-- START Available data --

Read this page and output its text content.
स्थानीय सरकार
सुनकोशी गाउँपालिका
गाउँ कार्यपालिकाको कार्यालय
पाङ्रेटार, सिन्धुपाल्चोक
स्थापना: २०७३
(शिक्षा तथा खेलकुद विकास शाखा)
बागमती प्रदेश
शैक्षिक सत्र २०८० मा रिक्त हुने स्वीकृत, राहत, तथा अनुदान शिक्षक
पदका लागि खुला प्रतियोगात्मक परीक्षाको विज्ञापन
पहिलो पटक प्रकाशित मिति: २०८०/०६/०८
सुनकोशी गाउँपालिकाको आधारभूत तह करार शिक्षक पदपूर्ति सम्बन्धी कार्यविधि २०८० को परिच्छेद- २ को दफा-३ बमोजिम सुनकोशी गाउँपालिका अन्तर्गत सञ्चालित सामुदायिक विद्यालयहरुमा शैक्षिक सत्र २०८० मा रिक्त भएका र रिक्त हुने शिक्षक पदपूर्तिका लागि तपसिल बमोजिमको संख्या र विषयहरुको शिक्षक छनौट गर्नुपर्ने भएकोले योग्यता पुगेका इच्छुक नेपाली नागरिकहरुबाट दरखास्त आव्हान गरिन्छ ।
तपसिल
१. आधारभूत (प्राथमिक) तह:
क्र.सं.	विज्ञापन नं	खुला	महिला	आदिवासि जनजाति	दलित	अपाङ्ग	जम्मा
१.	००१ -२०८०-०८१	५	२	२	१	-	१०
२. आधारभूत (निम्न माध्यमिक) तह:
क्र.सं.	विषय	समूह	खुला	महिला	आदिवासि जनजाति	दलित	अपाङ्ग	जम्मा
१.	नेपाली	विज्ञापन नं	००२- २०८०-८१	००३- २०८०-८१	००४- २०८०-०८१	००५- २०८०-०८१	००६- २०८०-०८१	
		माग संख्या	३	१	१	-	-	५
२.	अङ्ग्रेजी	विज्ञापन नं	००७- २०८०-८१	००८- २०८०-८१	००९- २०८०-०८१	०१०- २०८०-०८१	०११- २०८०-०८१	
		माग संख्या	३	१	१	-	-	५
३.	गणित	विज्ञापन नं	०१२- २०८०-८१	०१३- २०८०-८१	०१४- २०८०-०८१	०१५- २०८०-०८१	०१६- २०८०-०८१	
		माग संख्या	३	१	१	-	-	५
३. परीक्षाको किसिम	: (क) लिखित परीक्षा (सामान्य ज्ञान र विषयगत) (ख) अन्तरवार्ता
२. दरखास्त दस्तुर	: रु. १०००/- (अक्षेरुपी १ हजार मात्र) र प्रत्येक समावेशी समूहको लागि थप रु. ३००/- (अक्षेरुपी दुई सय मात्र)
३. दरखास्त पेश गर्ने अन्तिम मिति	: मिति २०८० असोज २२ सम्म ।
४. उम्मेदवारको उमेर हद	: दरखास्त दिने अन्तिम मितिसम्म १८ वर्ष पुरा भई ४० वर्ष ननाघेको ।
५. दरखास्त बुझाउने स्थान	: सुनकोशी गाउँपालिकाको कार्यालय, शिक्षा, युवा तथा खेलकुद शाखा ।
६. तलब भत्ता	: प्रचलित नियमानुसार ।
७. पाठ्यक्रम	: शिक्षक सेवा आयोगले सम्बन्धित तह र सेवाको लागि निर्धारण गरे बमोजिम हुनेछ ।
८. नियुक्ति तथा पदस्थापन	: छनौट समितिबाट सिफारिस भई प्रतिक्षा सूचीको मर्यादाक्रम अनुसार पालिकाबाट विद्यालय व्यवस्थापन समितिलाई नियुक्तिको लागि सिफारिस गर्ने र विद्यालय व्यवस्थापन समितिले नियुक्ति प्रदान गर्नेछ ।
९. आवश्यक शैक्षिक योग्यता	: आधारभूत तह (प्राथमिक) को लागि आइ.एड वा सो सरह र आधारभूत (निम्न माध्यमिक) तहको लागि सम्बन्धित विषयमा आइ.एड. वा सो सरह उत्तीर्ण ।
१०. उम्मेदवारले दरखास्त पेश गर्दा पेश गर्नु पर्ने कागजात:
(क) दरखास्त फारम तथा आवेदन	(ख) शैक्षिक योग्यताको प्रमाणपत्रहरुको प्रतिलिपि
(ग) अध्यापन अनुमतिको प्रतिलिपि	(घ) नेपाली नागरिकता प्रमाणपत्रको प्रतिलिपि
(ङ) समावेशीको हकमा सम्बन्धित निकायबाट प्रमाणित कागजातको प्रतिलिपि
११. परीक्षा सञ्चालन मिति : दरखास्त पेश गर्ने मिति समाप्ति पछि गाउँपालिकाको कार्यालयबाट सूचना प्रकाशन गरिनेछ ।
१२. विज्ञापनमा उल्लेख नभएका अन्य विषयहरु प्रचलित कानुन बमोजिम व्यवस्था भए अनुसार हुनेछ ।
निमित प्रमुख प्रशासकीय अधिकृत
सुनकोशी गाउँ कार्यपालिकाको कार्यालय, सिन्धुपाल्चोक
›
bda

-- END Available data --

Exercise details: Copy out every line in the listing where the word "षयहर" appears.

Task solution:
सुनकोशी गाउँपालिकाको आधारभूत तह करार शिक्षक पदपूर्ति सम्बन्धी कार्यविधि २०८० को परिच्छेद- २ को दफा-३ बमोजिम सुनकोशी गाउँपालिका अन्तर्गत सञ्चालित सामुदायिक विद्यालयहरुमा शैक्षिक सत्र २०८० मा रिक्त भएका र रिक्त हुने शिक्षक पदपूर्तिका लागि तपसिल बमोजिमको संख्या र विषयहरुको शिक्षक छनौट गर्नुपर्ने भएकोले योग्यता पुगेका इच्छुक नेपाली नागरिकहरुबाट दरखास्त आव्हान गरिन्छ ।
१२. विज्ञापनमा उल्लेख नभएका अन्य विषयहरु प्रचलित कानुन बमोजिम व्यवस्था भए अनुसार हुनेछ ।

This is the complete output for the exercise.